-- Start INPUT FOR THIS TASK --
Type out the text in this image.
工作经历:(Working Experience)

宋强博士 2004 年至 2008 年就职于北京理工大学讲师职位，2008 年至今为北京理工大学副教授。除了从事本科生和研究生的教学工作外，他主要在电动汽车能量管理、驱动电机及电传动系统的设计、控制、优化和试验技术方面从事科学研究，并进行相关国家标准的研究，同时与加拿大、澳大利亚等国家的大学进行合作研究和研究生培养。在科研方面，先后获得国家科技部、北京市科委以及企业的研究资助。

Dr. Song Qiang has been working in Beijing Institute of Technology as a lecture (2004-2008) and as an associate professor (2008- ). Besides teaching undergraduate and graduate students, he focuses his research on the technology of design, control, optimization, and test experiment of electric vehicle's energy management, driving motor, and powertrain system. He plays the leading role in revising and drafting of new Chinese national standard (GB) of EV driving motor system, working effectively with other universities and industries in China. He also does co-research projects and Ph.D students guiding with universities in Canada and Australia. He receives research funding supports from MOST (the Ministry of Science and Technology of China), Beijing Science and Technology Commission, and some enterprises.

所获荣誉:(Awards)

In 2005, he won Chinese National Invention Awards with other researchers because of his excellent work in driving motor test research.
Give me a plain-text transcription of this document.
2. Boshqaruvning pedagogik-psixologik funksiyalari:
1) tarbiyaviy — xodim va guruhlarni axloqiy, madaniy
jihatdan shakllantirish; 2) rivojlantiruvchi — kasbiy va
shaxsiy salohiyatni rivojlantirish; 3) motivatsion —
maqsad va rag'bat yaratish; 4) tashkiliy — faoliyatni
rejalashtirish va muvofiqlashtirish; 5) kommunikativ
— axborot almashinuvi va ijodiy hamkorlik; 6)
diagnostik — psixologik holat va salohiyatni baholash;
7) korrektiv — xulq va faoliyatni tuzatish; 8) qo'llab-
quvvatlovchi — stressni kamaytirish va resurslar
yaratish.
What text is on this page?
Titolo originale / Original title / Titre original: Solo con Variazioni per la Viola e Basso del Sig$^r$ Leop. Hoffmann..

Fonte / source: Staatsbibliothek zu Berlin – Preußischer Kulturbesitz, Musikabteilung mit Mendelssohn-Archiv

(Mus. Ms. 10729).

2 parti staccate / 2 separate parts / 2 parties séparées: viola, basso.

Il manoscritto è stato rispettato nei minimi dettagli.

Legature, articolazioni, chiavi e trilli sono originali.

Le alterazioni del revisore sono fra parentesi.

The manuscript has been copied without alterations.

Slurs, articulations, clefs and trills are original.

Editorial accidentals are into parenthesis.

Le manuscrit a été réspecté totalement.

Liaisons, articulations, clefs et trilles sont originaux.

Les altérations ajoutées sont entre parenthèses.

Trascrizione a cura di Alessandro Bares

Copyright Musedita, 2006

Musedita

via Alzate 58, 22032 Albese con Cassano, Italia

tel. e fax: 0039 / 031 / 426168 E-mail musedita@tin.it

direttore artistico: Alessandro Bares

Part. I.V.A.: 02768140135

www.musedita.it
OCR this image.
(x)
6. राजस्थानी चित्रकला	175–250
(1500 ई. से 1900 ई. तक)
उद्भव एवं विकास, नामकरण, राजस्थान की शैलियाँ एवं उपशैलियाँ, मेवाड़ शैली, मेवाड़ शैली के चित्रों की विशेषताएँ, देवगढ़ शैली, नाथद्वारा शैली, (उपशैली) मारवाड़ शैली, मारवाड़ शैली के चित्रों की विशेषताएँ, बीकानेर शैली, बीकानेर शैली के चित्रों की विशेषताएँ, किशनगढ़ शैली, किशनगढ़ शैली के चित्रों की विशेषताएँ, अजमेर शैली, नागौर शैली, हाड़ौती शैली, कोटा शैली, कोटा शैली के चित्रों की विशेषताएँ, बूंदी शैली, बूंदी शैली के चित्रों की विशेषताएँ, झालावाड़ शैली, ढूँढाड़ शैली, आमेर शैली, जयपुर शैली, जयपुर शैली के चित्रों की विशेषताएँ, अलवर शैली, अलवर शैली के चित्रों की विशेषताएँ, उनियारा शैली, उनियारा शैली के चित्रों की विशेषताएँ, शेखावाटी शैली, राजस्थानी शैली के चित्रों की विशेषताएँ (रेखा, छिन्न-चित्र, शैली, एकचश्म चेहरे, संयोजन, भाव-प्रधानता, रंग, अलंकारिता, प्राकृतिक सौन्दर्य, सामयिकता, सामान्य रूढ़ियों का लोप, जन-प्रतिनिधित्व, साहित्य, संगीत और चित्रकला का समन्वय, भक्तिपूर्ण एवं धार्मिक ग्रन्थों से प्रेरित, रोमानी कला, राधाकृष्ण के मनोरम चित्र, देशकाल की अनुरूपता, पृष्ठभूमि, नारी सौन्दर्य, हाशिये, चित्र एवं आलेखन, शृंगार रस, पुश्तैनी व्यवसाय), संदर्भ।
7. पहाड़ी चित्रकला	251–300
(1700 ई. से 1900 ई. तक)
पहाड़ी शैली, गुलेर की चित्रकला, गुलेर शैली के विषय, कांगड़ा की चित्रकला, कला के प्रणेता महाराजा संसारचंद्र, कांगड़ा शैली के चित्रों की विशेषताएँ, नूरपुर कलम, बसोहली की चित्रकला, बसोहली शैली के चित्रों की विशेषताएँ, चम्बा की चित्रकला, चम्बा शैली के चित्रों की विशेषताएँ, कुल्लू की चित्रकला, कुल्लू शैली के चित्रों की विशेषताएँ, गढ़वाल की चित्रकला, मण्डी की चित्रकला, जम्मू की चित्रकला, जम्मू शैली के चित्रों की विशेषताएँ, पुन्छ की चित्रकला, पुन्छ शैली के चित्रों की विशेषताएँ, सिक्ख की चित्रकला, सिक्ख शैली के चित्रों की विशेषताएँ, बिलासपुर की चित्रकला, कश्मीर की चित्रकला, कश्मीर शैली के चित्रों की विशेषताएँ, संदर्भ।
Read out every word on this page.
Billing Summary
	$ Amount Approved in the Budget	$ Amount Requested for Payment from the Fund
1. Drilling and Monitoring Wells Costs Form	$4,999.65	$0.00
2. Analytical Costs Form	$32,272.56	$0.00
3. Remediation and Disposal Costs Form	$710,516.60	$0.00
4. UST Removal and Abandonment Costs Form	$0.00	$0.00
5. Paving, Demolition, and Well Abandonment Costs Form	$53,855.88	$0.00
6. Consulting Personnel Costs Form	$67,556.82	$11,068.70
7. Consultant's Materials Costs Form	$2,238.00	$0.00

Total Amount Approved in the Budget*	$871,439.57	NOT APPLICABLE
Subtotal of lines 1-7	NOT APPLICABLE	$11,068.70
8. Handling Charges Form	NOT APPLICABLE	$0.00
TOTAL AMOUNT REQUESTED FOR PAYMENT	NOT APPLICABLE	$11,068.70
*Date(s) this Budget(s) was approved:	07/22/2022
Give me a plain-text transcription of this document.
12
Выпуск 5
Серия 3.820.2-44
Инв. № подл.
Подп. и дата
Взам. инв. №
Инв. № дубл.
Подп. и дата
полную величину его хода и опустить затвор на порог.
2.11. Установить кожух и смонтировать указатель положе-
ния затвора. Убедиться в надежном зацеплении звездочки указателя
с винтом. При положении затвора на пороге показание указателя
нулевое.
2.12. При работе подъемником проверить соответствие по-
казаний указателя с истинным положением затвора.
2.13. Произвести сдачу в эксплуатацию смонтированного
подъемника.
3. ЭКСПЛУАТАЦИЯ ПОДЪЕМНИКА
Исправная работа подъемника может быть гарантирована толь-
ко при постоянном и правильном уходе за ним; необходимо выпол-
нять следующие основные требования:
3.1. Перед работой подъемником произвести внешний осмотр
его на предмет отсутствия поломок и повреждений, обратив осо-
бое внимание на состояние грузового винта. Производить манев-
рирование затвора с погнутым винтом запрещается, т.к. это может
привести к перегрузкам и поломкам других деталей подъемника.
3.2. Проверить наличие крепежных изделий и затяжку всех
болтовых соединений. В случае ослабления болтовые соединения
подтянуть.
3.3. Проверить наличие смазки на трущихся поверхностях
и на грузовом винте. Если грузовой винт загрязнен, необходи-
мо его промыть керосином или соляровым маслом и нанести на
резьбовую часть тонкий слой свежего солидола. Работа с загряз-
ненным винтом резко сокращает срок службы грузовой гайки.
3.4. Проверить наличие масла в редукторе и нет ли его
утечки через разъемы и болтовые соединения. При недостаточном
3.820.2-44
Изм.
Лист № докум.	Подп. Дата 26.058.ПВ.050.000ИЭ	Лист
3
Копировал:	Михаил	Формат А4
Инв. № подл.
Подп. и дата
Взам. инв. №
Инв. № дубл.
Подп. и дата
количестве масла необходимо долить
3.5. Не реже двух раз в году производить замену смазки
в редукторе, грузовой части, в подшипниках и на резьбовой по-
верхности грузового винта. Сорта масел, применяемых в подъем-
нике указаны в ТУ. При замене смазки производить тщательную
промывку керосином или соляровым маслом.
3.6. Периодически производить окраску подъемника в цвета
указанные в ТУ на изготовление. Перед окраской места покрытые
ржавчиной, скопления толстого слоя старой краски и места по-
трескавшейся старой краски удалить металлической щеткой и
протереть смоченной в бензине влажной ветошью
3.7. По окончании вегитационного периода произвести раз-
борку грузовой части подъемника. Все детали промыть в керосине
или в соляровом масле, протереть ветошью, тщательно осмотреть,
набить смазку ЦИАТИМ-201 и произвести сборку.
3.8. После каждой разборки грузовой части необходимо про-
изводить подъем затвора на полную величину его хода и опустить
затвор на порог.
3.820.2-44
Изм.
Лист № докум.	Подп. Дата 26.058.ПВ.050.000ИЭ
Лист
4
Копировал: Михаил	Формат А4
-- End INPUT FOR THIS TASK --
WORK REQUIRED: Every line of the listing that holds "Михаил" is to be counted; give only the resulting number.

EXPECTED ANSWER: 2